[Start of TASK DATA]

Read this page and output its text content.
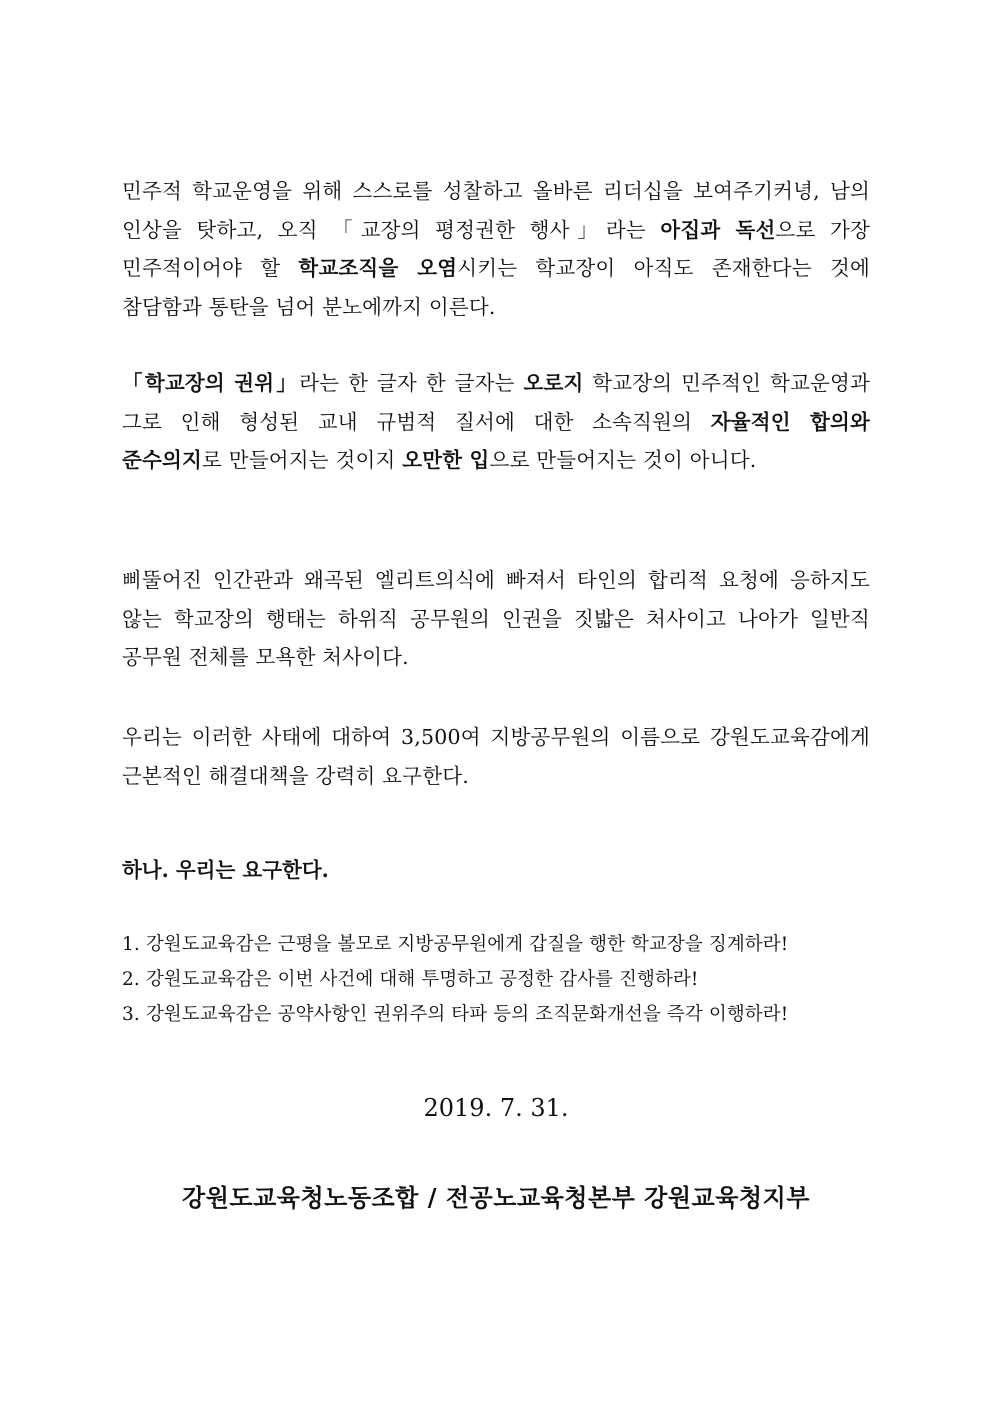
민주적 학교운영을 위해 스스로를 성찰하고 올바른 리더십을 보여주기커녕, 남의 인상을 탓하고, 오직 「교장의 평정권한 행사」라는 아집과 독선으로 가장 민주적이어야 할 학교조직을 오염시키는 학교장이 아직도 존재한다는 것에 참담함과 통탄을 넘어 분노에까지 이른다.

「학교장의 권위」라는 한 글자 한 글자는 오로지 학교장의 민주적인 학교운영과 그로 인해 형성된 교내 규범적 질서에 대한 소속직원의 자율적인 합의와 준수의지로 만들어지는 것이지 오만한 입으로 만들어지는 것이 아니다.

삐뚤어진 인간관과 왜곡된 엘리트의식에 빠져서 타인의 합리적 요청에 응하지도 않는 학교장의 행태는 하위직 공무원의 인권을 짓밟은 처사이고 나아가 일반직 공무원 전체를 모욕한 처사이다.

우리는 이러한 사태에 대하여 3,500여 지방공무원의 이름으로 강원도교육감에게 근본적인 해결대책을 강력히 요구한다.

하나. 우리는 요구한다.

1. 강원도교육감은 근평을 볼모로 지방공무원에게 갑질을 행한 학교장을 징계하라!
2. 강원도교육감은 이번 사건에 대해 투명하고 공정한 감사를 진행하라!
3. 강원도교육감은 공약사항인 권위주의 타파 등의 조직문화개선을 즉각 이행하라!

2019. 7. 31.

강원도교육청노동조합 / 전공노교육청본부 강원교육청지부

[End of TASK DATA]

Without the pictures, return all the records precisely as they stand.

Read this page and output its text content.
민주적 학교운영을 위해 스스로를 성찰하고 올바른 리더십을 보여주기커녕, 남의 인상을 탓하고, 오직 「교장의 평정권한 행사」라는 아집과 독선으로 가장 민주적이어야 할 학교조직을 오염시키는 학교장이 아직도 존재한다는 것에 참담함과 통탄을 넘어 분노에까지 이른다.

「학교장의 권위」라는 한 글자 한 글자는 오로지 학교장의 민주적인 학교운영과 그로 인해 형성된 교내 규범적 질서에 대한 소속직원의 자율적인 합의와 준수의지로 만들어지는 것이지 오만한 입으로 만들어지는 것이 아니다.

삐뚤어진 인간관과 왜곡된 엘리트의식에 빠져서 타인의 합리적 요청에 응하지도 않는 학교장의 행태는 하위직 공무원의 인권을 짓밟은 처사이고 나아가 일반직 공무원 전체를 모욕한 처사이다.

우리는 이러한 사태에 대하여 3,500여 지방공무원의 이름으로 강원도교육감에게 근본적인 해결대책을 강력히 요구한다.

하나. 우리는 요구한다.

1. 강원도교육감은 근평을 볼모로 지방공무원에게 갑질을 행한 학교장을 징계하라!
2. 강원도교육감은 이번 사건에 대해 투명하고 공정한 감사를 진행하라!
3. 강원도교육감은 공약사항인 권위주의 타파 등의 조직문화개선을 즉각 이행하라!

2019. 7. 31.

강원도교육청노동조합 / 전공노교육청본부 강원교육청지부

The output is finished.